Task instructions: Copy these lines verbatim: the part that opens with the first line of the entries and closes with the line containing "data-point: [588, 780, 611, 803]".

[Stored dataset items]
┄┄┄┄┄┄┄┄┄┄

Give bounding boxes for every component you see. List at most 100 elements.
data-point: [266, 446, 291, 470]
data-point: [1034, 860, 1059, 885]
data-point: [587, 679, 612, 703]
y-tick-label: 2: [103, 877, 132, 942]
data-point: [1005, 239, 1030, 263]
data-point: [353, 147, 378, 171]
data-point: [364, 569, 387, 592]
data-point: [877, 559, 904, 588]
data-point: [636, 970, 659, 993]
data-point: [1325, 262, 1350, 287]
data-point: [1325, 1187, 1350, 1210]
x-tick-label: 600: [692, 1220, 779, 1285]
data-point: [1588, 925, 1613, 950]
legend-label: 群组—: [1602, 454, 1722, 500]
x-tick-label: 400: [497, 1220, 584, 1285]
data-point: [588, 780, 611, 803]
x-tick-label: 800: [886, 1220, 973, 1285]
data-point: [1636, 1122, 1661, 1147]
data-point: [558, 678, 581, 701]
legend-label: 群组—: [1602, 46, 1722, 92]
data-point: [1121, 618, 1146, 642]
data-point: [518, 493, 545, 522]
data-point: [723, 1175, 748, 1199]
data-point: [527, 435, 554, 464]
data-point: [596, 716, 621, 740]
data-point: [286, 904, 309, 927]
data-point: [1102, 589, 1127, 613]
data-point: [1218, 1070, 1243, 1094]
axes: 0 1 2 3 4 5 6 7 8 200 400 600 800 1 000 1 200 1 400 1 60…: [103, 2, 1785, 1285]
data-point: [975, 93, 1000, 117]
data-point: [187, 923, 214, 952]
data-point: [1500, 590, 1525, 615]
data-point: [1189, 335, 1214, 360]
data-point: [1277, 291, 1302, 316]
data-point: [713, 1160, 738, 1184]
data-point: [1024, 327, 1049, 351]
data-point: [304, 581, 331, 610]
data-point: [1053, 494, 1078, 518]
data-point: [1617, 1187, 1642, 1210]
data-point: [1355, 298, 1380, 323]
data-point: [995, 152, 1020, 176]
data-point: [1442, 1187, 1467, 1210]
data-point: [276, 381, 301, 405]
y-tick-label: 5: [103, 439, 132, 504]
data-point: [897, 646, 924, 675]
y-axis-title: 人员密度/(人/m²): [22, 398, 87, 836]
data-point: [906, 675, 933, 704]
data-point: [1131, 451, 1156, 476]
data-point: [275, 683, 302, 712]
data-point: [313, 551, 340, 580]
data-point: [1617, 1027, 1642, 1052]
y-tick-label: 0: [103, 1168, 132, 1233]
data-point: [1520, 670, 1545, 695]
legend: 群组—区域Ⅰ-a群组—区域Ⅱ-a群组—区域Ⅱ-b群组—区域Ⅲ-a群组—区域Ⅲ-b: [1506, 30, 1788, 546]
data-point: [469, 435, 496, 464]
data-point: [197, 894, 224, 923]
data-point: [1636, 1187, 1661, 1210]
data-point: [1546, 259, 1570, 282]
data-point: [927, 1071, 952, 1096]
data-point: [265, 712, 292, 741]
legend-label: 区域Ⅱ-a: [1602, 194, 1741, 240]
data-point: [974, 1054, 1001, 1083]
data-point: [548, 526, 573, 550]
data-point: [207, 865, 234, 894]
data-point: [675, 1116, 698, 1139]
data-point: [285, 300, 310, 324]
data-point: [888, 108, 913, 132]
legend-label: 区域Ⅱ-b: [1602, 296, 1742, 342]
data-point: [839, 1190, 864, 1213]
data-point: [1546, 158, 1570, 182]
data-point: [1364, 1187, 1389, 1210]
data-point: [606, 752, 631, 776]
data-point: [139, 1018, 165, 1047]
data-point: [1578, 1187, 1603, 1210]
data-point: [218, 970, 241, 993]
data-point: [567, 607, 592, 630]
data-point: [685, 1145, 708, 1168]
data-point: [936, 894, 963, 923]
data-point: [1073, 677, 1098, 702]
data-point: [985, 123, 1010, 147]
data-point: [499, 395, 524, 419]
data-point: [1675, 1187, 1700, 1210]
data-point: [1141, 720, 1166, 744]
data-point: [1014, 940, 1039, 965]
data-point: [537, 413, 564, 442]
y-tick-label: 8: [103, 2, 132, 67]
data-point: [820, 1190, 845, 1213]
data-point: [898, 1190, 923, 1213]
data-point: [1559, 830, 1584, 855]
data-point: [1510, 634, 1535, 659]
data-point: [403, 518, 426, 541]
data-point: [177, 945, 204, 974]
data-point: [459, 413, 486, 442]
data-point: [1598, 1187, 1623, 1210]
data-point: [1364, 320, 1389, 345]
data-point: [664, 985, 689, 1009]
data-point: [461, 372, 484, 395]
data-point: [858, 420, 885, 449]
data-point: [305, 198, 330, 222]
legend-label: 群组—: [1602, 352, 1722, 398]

┄┄┄┄┄┄┄┄┄┄

Response to the task:
Give bounding boxes for every component you see. List at most 100 elements.
data-point: [266, 446, 291, 470]
data-point: [1034, 860, 1059, 885]
data-point: [587, 679, 612, 703]
y-tick-label: 2: [103, 877, 132, 942]
data-point: [1005, 239, 1030, 263]
data-point: [353, 147, 378, 171]
data-point: [364, 569, 387, 592]
data-point: [877, 559, 904, 588]
data-point: [636, 970, 659, 993]
data-point: [1325, 262, 1350, 287]
data-point: [1325, 1187, 1350, 1210]
x-tick-label: 600: [692, 1220, 779, 1285]
data-point: [1588, 925, 1613, 950]
legend-label: 群组—: [1602, 454, 1722, 500]
x-tick-label: 400: [497, 1220, 584, 1285]
data-point: [588, 780, 611, 803]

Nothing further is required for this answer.